[STATED PROBLEM]:
Without skipping anything, write out each record below exactly.

--- Start of INPUT FOR THIS TASK ---

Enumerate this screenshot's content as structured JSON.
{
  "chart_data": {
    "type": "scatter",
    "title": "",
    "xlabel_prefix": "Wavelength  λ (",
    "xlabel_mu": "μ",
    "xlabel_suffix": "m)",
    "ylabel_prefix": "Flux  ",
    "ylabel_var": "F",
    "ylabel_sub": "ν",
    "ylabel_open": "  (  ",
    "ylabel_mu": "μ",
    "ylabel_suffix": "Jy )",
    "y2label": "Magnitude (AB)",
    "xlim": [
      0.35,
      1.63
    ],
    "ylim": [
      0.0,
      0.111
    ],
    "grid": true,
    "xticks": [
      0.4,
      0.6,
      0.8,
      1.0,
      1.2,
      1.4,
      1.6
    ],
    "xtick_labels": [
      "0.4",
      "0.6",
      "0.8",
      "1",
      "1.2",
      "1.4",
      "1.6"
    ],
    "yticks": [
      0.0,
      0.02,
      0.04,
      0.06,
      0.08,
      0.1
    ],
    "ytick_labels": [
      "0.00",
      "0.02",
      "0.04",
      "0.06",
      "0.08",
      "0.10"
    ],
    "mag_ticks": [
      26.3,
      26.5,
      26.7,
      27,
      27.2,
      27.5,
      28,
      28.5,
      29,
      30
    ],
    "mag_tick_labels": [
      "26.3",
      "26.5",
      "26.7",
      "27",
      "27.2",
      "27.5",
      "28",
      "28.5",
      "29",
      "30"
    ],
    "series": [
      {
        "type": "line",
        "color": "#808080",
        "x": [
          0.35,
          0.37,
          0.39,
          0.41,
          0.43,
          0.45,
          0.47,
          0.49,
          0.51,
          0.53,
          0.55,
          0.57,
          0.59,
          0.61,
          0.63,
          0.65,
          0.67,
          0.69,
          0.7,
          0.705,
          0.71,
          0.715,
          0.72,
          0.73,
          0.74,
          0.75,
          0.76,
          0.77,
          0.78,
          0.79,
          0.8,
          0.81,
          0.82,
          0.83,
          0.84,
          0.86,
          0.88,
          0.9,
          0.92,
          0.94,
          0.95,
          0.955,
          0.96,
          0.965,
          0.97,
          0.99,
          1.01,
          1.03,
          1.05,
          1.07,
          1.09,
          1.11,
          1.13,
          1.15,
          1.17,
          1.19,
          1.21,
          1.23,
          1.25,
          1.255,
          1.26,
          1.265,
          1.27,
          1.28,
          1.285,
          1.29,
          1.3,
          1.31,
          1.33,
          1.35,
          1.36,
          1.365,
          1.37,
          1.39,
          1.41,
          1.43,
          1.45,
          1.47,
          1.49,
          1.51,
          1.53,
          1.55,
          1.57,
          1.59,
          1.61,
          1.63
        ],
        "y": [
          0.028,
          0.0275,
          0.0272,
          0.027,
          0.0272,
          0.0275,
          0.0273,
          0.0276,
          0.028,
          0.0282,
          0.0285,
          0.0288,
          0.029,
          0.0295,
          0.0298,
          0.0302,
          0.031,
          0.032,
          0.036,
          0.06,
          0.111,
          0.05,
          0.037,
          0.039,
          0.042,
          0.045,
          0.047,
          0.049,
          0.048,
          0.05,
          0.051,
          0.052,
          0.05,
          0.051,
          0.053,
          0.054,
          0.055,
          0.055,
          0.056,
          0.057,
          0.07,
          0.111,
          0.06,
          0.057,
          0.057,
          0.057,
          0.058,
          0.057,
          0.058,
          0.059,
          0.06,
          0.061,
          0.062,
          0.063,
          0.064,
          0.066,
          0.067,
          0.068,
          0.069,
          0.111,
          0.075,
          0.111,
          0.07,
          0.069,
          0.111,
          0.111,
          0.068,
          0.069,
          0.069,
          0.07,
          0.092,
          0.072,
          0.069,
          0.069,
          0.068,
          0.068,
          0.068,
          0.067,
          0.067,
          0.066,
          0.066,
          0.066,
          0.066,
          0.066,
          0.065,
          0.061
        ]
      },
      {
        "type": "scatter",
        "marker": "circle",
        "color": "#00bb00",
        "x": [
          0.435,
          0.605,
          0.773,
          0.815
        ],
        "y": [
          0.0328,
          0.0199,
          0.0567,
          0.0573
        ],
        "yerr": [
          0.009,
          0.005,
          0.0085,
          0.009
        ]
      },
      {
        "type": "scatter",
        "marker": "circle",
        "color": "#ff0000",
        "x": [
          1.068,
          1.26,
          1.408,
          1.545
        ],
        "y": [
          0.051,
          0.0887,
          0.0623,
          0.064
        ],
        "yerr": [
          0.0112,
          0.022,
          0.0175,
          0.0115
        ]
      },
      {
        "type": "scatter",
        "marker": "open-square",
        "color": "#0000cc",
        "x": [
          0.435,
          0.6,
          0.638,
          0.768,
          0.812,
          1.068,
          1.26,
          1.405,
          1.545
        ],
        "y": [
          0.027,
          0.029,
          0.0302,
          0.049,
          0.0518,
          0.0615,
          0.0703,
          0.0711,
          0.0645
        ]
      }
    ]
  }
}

--- End of INPUT FOR THIS TASK ---

[ANSWER TO THIS PROBLEM]:
Enumerate this screenshot's content as structured JSON.
{
  "chart_data": {
    "type": "scatter",
    "title": "",
    "xlabel_prefix": "Wavelength  λ (",
    "xlabel_mu": "μ",
    "xlabel_suffix": "m)",
    "ylabel_prefix": "Flux  ",
    "ylabel_var": "F",
    "ylabel_sub": "ν",
    "ylabel_open": "  (  ",
    "ylabel_mu": "μ",
    "ylabel_suffix": "Jy )",
    "y2label": "Magnitude (AB)",
    "xlim": [
      0.35,
      1.63
    ],
    "ylim": [
      0.0,
      0.111
    ],
    "grid": true,
    "xticks": [
      0.4,
      0.6,
      0.8,
      1.0,
      1.2,
      1.4,
      1.6
    ],
    "xtick_labels": [
      "0.4",
      "0.6",
      "0.8",
      "1",
      "1.2",
      "1.4",
      "1.6"
    ],
    "yticks": [
      0.0,
      0.02,
      0.04,
      0.06,
      0.08,
      0.1
    ],
    "ytick_labels": [
      "0.00",
      "0.02",
      "0.04",
      "0.06",
      "0.08",
      "0.10"
    ],
    "mag_ticks": [
      26.3,
      26.5,
      26.7,
      27,
      27.2,
      27.5,
      28,
      28.5,
      29,
      30
    ],
    "mag_tick_labels": [
      "26.3",
      "26.5",
      "26.7",
      "27",
      "27.2",
      "27.5",
      "28",
      "28.5",
      "29",
      "30"
    ],
    "series": [
      {
        "type": "line",
        "color": "#808080",
        "x": [
          0.35,
          0.37,
          0.39,
          0.41,
          0.43,
          0.45,
          0.47,
          0.49,
          0.51,
          0.53,
          0.55,
          0.57,
          0.59,
          0.61,
          0.63,
          0.65,
          0.67,
          0.69,
          0.7,
          0.705,
          0.71,
          0.715,
          0.72,
          0.73,
          0.74,
          0.75,
          0.76,
          0.77,
          0.78,
          0.79,
          0.8,
          0.81,
          0.82,
          0.83,
          0.84,
          0.86,
          0.88,
          0.9,
          0.92,
          0.94,
          0.95,
          0.955,
          0.96,
          0.965,
          0.97,
          0.99,
          1.01,
          1.03,
          1.05,
          1.07,
          1.09,
          1.11,
          1.13,
          1.15,
          1.17,
          1.19,
          1.21,
          1.23,
          1.25,
          1.255,
          1.26,
          1.265,
          1.27,
          1.28,
          1.285,
          1.29,
          1.3,
          1.31,
          1.33,
          1.35,
          1.36,
          1.365,
          1.37,
          1.39,
          1.41,
          1.43,
          1.45,
          1.47,
          1.49,
          1.51,
          1.53,
          1.55,
          1.57,
          1.59,
          1.61,
          1.63
        ],
        "y": [
          0.028,
          0.0275,
          0.0272,
          0.027,
          0.0272,
          0.0275,
          0.0273,
          0.0276,
          0.028,
          0.0282,
          0.0285,
          0.0288,
          0.029,
          0.0295,
          0.0298,
          0.0302,
          0.031,
          0.032,
          0.036,
          0.06,
          0.111,
          0.05,
          0.037,
          0.039,
          0.042,
          0.045,
          0.047,
          0.049,
          0.048,
          0.05,
          0.051,
          0.052,
          0.05,
          0.051,
          0.053,
          0.054,
          0.055,
          0.055,
          0.056,
          0.057,
          0.07,
          0.111,
          0.06,
          0.057,
          0.057,
          0.057,
          0.058,
          0.057,
          0.058,
          0.059,
          0.06,
          0.061,
          0.062,
          0.063,
          0.064,
          0.066,
          0.067,
          0.068,
          0.069,
          0.111,
          0.075,
          0.111,
          0.07,
          0.069,
          0.111,
          0.111,
          0.068,
          0.069,
          0.069,
          0.07,
          0.092,
          0.072,
          0.069,
          0.069,
          0.068,
          0.068,
          0.068,
          0.067,
          0.067,
          0.066,
          0.066,
          0.066,
          0.066,
          0.066,
          0.065,
          0.061
        ]
      },
      {
        "type": "scatter",
        "marker": "circle",
        "color": "#00bb00",
        "x": [
          0.435,
          0.605,
          0.773,
          0.815
        ],
        "y": [
          0.0328,
          0.0199,
          0.0567,
          0.0573
        ],
        "yerr": [
          0.009,
          0.005,
          0.0085,
          0.009
        ]
      },
      {
        "type": "scatter",
        "marker": "circle",
        "color": "#ff0000",
        "x": [
          1.068,
          1.26,
          1.408,
          1.545
        ],
        "y": [
          0.051,
          0.0887,
          0.0623,
          0.064
        ],
        "yerr": [
          0.0112,
          0.022,
          0.0175,
          0.0115
        ]
      },
      {
        "type": "scatter",
        "marker": "open-square",
        "color": "#0000cc",
        "x": [
          0.435,
          0.6,
          0.638,
          0.768,
          0.812,
          1.068,
          1.26,
          1.405,
          1.545
        ],
        "y": [
          0.027,
          0.029,
          0.0302,
          0.049,
          0.0518,
          0.0615,
          0.0703,
          0.0711,
          0.0645
        ]
      }
    ]
  }
}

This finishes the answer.